--- begin ---

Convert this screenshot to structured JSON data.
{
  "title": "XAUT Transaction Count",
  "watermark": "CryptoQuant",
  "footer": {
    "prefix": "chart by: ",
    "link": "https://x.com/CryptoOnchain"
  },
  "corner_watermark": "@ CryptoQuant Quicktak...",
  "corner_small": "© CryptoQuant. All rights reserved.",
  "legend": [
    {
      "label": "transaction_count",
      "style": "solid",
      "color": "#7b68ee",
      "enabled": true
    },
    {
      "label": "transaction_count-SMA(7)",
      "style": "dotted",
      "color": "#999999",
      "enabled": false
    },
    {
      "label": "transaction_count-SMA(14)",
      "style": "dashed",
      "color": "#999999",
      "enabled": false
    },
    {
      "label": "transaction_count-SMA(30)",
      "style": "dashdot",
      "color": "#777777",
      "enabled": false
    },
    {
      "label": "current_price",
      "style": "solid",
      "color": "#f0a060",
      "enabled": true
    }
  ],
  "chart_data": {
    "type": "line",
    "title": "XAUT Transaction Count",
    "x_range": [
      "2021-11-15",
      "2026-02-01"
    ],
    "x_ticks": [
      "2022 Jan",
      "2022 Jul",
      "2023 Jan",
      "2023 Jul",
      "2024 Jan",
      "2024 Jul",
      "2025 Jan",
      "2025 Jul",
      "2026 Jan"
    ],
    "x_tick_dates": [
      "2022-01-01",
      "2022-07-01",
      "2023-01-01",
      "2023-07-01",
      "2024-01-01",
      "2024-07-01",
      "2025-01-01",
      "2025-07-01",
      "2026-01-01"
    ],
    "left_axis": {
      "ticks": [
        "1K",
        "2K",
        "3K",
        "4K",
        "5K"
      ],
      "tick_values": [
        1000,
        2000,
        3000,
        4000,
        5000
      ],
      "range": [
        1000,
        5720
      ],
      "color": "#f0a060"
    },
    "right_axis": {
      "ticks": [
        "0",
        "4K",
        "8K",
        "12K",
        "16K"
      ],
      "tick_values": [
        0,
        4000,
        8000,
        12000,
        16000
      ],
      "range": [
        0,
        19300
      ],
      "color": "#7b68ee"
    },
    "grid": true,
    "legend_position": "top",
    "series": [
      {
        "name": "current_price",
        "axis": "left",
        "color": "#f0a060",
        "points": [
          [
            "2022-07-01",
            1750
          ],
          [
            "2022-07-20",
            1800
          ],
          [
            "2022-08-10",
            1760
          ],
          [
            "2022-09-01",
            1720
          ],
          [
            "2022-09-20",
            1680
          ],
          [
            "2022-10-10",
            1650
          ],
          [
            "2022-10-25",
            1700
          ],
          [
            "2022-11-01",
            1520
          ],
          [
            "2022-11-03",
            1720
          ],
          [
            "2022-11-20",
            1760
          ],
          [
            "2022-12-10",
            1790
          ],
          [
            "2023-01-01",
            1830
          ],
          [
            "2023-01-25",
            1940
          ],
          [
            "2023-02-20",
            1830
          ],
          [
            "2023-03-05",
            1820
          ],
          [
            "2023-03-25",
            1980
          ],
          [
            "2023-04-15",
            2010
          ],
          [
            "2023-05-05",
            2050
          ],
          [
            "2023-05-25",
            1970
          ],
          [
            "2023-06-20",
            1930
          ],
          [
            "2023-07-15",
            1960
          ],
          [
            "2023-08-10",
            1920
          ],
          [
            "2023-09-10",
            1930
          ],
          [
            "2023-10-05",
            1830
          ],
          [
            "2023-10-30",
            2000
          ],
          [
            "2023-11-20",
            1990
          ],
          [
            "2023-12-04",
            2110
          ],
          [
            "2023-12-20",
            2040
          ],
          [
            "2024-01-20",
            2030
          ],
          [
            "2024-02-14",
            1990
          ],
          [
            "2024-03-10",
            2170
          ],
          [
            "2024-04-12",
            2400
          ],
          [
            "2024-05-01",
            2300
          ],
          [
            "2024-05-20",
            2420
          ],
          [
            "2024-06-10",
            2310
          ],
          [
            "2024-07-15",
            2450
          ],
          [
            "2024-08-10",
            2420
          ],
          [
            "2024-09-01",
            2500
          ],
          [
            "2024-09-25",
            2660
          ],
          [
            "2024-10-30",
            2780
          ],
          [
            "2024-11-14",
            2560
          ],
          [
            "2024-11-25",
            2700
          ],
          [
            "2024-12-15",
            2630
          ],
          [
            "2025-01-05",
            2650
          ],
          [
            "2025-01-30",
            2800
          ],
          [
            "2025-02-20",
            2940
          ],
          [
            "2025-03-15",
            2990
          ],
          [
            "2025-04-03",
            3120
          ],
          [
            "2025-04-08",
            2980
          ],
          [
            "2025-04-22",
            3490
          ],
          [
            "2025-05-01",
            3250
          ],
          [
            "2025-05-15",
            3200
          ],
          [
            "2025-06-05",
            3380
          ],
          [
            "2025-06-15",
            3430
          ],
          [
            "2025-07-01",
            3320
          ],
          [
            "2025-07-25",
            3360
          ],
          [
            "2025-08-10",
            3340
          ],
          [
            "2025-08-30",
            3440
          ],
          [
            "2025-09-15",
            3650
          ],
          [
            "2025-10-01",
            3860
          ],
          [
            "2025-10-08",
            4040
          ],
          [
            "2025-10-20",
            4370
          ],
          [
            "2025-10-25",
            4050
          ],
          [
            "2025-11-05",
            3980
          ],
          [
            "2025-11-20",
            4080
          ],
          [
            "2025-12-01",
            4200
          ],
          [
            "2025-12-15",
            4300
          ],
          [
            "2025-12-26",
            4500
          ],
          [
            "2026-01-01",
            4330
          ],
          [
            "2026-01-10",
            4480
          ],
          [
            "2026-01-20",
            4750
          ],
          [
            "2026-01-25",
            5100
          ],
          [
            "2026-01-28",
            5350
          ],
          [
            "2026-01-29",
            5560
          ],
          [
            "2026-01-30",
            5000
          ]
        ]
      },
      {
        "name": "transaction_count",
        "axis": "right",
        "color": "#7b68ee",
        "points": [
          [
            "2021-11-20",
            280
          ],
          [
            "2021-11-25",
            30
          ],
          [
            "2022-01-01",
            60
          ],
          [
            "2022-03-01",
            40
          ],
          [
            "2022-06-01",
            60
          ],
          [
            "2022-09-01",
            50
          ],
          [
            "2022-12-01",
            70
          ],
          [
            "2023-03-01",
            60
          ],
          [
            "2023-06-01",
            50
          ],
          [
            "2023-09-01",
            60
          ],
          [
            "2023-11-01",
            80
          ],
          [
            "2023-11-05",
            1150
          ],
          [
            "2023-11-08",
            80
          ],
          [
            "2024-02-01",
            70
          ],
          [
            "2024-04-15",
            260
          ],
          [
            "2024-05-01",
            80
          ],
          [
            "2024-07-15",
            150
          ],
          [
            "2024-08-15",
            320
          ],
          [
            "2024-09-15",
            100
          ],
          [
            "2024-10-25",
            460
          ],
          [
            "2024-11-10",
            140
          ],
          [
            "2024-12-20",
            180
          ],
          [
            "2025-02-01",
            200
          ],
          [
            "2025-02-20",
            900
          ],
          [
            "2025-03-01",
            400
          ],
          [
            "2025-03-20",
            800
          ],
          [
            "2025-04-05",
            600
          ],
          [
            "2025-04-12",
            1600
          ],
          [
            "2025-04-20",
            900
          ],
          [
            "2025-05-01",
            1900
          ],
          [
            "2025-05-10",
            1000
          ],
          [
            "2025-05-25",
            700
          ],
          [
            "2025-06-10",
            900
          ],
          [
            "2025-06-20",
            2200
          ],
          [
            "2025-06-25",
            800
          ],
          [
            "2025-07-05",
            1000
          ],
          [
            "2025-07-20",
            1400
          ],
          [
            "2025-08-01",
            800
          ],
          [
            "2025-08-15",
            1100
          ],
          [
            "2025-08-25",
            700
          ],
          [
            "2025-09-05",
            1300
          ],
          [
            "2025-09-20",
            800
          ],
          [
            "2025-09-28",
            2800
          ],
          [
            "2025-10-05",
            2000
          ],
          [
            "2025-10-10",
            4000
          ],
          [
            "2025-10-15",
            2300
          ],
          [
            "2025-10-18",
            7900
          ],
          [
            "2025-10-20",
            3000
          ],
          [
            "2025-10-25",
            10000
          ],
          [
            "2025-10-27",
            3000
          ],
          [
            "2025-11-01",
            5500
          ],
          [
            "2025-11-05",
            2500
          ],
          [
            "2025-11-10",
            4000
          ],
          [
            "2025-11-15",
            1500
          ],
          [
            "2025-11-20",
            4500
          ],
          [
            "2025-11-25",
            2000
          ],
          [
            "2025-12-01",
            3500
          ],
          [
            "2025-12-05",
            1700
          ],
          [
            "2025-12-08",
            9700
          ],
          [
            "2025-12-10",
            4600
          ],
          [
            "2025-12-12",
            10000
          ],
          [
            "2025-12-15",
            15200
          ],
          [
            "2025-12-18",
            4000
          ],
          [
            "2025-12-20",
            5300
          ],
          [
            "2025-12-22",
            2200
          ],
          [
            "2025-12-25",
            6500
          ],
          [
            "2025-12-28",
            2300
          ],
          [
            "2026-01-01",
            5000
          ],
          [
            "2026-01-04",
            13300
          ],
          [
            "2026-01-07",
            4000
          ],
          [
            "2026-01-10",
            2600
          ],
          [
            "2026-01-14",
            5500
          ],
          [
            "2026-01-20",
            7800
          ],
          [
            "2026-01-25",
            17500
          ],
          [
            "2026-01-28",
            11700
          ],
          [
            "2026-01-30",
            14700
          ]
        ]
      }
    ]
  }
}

--- end ---

# Exercise instructions
The word "label" may appear on some lines of these records; state how many such lines there are, and nothing else.

# Exercise answer
5